• [YOUR OBJECTIVE]: Say how many lines in the records include the string "settings", adding no other words.

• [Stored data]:
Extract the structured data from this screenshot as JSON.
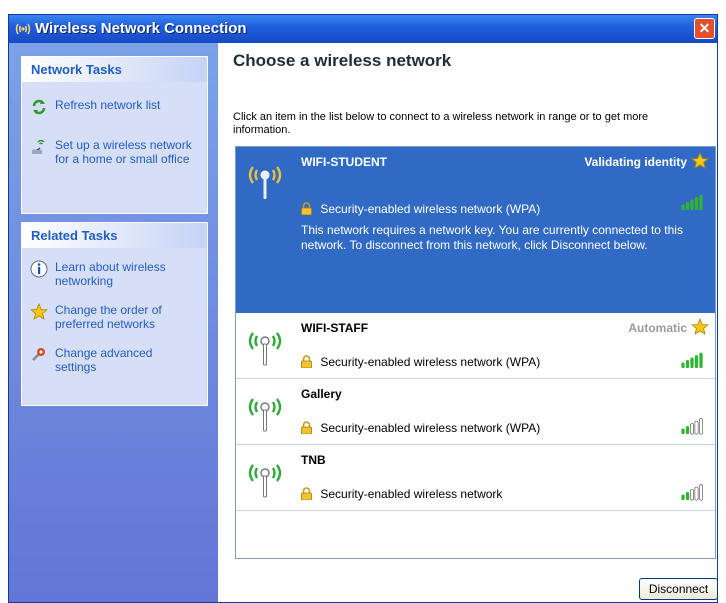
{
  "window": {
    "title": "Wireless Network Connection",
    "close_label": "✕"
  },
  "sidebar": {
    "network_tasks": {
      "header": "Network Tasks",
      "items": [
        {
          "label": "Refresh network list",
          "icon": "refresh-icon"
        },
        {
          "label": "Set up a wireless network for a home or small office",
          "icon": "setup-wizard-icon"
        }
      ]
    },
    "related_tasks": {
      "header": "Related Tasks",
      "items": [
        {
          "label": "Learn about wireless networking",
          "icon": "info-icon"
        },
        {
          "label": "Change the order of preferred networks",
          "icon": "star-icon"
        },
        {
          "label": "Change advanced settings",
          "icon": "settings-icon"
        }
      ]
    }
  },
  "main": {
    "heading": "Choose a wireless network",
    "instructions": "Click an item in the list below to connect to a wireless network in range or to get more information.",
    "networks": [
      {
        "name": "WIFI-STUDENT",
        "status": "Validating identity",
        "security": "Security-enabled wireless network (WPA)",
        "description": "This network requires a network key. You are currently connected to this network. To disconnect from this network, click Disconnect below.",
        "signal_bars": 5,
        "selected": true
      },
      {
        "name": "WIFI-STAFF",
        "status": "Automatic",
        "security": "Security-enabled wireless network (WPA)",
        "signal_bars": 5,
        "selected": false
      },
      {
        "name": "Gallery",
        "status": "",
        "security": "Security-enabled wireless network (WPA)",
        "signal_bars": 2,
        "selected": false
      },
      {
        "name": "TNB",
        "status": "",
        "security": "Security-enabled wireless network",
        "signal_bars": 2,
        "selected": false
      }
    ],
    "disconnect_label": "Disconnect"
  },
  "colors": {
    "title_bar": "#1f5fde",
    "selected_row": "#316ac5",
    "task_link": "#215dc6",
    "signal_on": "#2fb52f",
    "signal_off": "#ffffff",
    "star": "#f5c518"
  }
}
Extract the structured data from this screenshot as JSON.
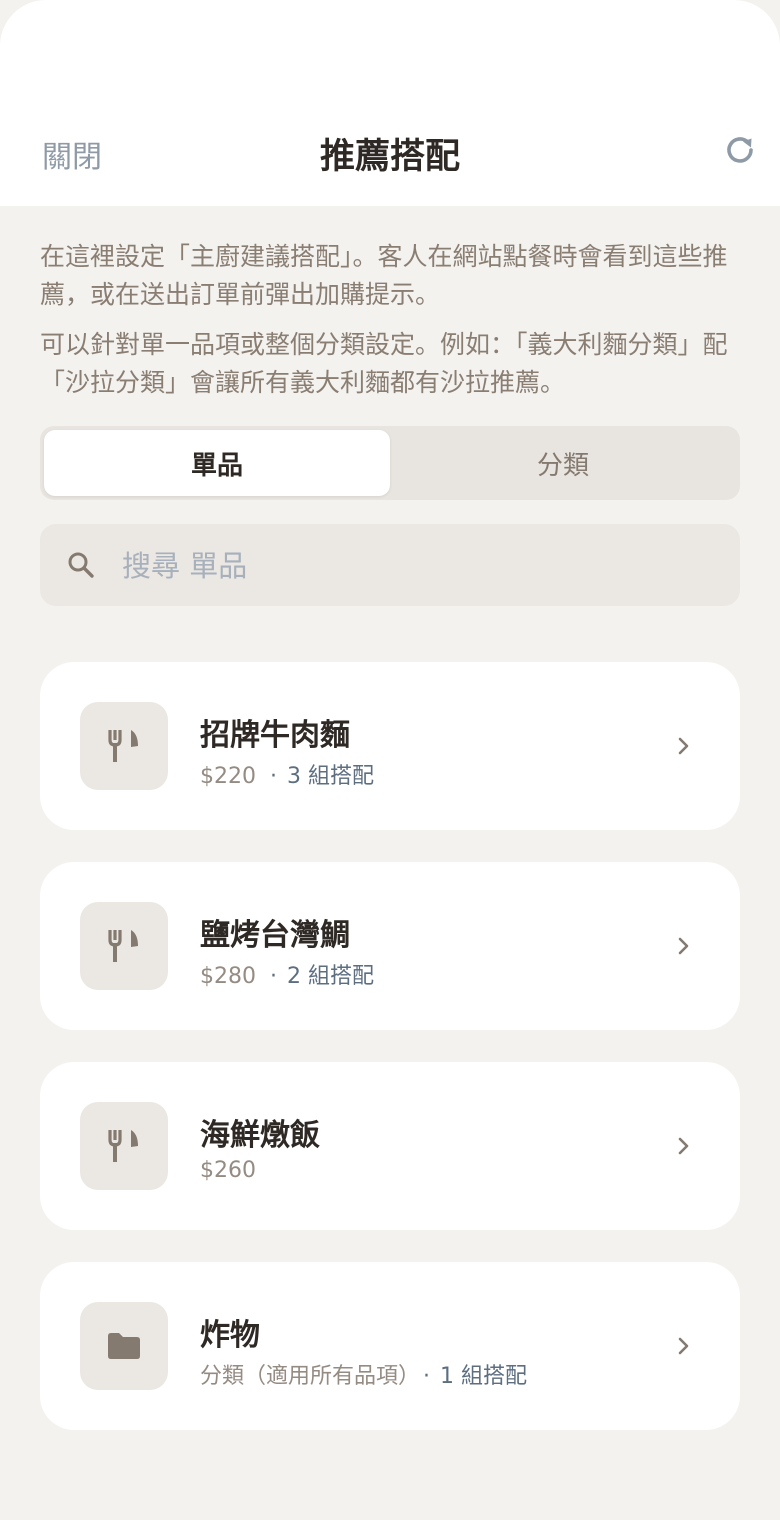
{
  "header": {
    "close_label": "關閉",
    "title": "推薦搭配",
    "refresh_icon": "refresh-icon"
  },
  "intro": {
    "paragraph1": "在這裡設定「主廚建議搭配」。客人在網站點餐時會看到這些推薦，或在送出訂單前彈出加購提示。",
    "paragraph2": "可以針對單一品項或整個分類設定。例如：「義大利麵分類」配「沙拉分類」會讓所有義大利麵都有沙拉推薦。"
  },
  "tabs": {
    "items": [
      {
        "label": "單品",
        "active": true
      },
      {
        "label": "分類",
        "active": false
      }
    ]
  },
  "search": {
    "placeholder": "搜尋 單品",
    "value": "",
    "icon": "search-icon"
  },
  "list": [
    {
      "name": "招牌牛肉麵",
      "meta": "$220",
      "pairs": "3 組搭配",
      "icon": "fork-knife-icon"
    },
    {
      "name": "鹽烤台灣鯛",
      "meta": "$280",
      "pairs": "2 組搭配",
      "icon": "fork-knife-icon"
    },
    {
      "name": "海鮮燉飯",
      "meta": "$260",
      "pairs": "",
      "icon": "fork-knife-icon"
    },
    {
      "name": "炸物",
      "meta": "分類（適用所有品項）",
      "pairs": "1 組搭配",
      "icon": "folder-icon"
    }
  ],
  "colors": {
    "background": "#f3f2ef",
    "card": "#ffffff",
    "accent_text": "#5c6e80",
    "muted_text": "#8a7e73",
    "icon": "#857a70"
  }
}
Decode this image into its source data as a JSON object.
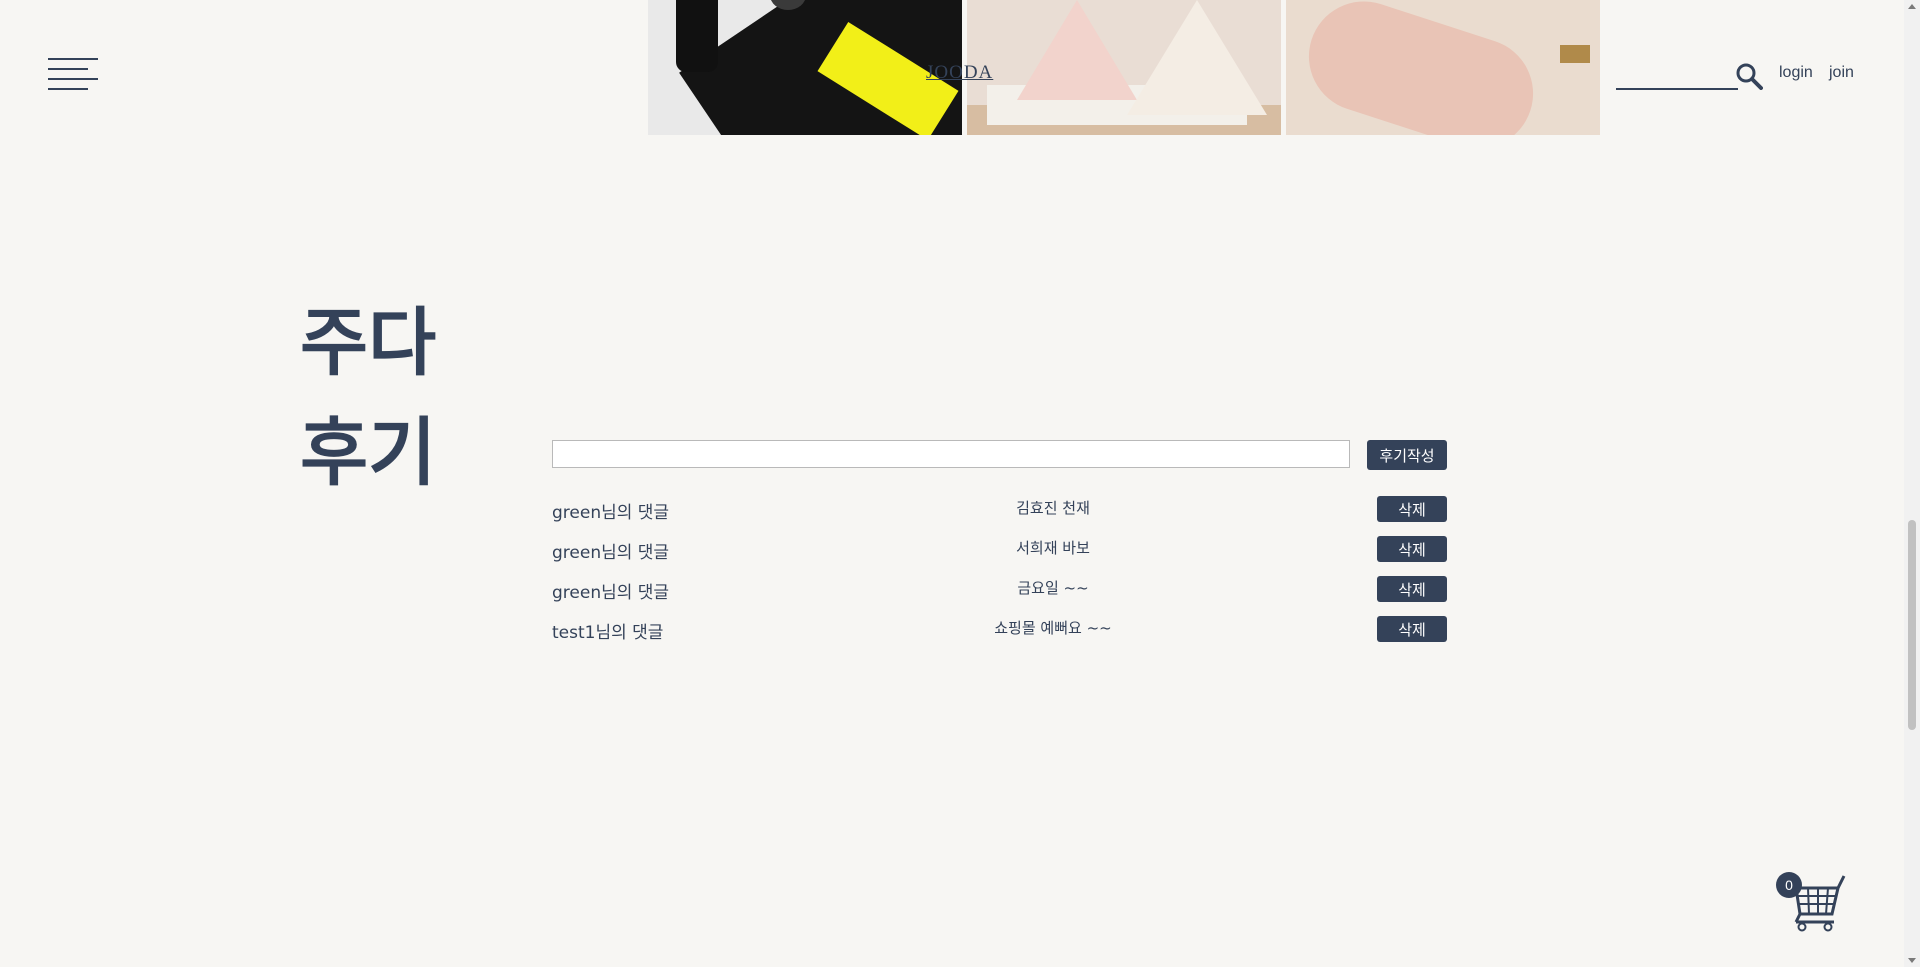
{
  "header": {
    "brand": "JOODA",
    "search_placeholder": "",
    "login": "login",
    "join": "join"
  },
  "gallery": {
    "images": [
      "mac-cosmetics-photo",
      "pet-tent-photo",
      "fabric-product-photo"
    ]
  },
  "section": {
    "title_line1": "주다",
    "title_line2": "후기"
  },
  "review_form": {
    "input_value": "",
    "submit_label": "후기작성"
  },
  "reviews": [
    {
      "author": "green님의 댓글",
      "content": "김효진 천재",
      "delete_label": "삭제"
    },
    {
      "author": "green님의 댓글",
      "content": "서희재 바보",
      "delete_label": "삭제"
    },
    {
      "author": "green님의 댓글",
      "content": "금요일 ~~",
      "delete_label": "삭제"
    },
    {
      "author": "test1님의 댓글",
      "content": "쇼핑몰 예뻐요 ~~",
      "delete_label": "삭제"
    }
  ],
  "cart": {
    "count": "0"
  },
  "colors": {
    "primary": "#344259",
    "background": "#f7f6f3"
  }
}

• [TASK RESPONSE]: 2